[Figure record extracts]
-=-=-

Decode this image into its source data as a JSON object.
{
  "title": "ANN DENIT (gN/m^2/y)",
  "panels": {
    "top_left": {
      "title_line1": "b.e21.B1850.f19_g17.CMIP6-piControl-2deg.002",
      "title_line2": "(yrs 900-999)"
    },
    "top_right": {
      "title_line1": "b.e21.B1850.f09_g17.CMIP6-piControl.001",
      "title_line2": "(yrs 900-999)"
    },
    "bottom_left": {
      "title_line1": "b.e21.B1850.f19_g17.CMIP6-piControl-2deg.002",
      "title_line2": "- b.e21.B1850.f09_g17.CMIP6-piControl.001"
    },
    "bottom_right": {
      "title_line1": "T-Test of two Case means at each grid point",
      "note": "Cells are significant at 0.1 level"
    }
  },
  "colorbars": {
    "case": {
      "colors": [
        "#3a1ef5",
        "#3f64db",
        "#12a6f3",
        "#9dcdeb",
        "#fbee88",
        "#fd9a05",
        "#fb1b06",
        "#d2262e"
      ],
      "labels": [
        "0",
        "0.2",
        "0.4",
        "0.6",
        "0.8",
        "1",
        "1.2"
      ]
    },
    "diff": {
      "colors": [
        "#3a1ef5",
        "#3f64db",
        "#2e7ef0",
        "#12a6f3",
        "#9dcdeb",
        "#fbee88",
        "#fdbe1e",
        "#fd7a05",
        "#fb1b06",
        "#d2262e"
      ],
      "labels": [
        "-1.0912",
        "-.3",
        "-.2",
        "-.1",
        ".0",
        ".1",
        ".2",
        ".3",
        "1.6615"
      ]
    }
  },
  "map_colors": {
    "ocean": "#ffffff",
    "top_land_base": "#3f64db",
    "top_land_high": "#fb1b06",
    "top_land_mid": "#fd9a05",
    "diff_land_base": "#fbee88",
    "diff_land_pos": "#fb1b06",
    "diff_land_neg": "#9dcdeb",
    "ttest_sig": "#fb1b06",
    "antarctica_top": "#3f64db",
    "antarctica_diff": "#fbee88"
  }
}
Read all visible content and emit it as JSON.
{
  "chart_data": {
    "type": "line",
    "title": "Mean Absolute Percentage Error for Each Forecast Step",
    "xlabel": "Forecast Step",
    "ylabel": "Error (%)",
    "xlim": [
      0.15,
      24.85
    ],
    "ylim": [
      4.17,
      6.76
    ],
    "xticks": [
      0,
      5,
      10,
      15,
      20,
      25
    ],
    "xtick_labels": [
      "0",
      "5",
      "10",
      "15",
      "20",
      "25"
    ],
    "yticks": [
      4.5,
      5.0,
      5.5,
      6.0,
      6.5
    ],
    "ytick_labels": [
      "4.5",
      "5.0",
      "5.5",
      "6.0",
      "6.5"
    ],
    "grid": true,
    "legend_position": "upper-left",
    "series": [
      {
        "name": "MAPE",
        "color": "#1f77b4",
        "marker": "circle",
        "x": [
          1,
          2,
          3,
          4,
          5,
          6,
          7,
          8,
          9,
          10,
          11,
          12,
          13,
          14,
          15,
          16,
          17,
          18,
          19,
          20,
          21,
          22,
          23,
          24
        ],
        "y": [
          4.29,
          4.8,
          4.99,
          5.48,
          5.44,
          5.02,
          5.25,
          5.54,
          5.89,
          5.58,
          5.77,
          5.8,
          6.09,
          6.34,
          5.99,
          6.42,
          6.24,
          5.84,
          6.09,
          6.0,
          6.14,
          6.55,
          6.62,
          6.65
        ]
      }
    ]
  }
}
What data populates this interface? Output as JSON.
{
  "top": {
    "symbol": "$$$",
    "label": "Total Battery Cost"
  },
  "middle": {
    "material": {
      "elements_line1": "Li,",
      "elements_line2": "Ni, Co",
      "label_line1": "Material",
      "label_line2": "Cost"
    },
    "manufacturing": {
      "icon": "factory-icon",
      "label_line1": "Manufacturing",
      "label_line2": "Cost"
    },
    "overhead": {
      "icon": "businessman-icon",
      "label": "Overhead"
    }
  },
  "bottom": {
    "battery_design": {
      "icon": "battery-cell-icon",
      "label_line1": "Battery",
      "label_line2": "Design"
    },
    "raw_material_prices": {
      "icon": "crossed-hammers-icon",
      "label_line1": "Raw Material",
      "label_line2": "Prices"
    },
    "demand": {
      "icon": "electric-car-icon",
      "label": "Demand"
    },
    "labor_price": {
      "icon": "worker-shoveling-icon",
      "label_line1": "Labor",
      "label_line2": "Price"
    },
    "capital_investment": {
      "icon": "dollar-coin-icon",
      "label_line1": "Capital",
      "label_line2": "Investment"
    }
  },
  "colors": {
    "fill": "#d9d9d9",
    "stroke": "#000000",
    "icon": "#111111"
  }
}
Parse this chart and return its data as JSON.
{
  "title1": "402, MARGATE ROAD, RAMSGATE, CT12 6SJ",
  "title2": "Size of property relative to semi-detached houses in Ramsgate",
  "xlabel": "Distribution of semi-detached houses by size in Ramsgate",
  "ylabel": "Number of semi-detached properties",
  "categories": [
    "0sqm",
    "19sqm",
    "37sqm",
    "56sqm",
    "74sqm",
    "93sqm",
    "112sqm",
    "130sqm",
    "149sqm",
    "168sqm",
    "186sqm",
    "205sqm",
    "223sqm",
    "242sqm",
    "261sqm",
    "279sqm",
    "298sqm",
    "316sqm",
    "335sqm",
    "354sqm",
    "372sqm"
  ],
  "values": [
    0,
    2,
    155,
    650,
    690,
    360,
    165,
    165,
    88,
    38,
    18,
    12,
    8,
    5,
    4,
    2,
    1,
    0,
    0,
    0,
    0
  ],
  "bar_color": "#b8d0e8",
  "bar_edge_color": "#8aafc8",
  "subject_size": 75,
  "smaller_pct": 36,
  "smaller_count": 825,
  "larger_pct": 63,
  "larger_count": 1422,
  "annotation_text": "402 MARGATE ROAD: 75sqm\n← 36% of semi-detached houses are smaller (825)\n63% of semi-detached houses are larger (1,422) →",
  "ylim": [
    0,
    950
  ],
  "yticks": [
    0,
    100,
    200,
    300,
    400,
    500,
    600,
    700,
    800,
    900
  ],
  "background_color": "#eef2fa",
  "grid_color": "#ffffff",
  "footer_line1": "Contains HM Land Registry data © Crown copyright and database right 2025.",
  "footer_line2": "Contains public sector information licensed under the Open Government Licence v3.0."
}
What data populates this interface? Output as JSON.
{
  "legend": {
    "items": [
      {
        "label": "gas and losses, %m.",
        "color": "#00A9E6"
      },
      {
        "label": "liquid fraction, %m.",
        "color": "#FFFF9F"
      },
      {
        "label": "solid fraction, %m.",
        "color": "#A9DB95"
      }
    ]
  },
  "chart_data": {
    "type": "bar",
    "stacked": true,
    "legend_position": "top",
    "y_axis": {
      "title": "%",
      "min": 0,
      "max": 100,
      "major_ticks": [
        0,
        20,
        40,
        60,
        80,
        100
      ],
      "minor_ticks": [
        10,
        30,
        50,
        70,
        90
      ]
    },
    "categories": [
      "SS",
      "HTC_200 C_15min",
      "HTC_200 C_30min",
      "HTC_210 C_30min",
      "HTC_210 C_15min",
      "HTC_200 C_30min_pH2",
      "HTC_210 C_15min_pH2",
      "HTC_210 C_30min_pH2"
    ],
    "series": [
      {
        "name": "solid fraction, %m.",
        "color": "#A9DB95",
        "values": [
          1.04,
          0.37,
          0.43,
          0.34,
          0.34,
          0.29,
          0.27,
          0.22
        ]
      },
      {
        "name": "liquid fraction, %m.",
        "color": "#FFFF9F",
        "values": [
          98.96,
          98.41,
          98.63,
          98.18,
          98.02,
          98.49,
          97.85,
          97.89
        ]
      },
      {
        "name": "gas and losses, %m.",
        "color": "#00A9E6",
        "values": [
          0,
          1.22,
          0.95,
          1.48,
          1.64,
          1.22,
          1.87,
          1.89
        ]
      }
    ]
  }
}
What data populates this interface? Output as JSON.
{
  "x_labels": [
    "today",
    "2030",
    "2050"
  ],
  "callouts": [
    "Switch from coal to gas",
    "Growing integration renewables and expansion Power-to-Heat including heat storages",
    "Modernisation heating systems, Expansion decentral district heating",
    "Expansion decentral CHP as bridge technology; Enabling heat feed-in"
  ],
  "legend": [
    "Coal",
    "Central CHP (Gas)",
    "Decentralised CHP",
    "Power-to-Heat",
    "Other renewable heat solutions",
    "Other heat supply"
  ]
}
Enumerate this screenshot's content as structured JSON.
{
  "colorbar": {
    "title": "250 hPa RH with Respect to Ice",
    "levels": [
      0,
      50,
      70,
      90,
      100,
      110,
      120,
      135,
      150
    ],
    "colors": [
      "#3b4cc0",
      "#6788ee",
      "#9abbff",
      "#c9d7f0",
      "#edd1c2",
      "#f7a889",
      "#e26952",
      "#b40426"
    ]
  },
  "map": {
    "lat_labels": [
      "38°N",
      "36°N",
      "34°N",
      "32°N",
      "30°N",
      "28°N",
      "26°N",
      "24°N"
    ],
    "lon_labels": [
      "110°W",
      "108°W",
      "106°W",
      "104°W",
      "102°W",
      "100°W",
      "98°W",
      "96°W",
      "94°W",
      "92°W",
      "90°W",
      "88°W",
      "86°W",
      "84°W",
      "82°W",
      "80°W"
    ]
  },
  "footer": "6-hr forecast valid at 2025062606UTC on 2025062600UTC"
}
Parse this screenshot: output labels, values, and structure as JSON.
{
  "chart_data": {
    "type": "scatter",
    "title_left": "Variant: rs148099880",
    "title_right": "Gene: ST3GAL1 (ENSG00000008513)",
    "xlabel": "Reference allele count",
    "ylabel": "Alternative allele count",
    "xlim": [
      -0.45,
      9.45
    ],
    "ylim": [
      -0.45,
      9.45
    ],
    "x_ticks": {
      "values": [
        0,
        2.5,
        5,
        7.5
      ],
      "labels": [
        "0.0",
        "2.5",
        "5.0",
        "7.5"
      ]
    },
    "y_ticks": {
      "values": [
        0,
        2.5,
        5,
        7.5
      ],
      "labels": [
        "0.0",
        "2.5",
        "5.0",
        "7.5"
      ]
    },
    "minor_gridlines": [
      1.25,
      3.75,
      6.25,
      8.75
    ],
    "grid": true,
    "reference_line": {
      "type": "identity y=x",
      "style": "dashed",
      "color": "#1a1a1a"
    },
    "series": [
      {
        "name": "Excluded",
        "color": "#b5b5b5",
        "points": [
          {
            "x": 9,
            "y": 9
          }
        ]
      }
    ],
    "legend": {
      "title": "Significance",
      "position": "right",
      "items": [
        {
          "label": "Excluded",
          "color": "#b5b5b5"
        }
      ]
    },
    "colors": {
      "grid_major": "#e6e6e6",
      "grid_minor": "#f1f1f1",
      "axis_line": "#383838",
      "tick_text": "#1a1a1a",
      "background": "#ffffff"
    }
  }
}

-=-=-

§ EXERCISE AIM:
Every line from the one containing "Parse this screenshot: output" through the end of the entries above must be echoed exactly, with both ends kept.

§ WORKED SOLUTION:
Parse this screenshot: output labels, values, and structure as JSON.
{
  "chart_data": {
    "type": "scatter",
    "title_left": "Variant: rs148099880",
    "title_right": "Gene: ST3GAL1 (ENSG00000008513)",
    "xlabel": "Reference allele count",
    "ylabel": "Alternative allele count",
    "xlim": [
      -0.45,
      9.45
    ],
    "ylim": [
      -0.45,
      9.45
    ],
    "x_ticks": {
      "values": [
        0,
        2.5,
        5,
        7.5
      ],
      "labels": [
        "0.0",
        "2.5",
        "5.0",
        "7.5"
      ]
    },
    "y_ticks": {
      "values": [
        0,
        2.5,
        5,
        7.5
      ],
      "labels": [
        "0.0",
        "2.5",
        "5.0",
        "7.5"
      ]
    },
    "minor_gridlines": [
      1.25,
      3.75,
      6.25,
      8.75
    ],
    "grid": true,
    "reference_line": {
      "type": "identity y=x",
      "style": "dashed",
      "color": "#1a1a1a"
    },
    "series": [
      {
        "name": "Excluded",
        "color": "#b5b5b5",
        "points": [
          {
            "x": 9,
            "y": 9
          }
        ]
      }
    ],
    "legend": {
      "title": "Significance",
      "position": "right",
      "items": [
        {
          "label": "Excluded",
          "color": "#b5b5b5"
        }
      ]
    },
    "colors": {
      "grid_major": "#e6e6e6",
      "grid_minor": "#f1f1f1",
      "axis_line": "#383838",
      "tick_text": "#1a1a1a",
      "background": "#ffffff"
    }
  }
}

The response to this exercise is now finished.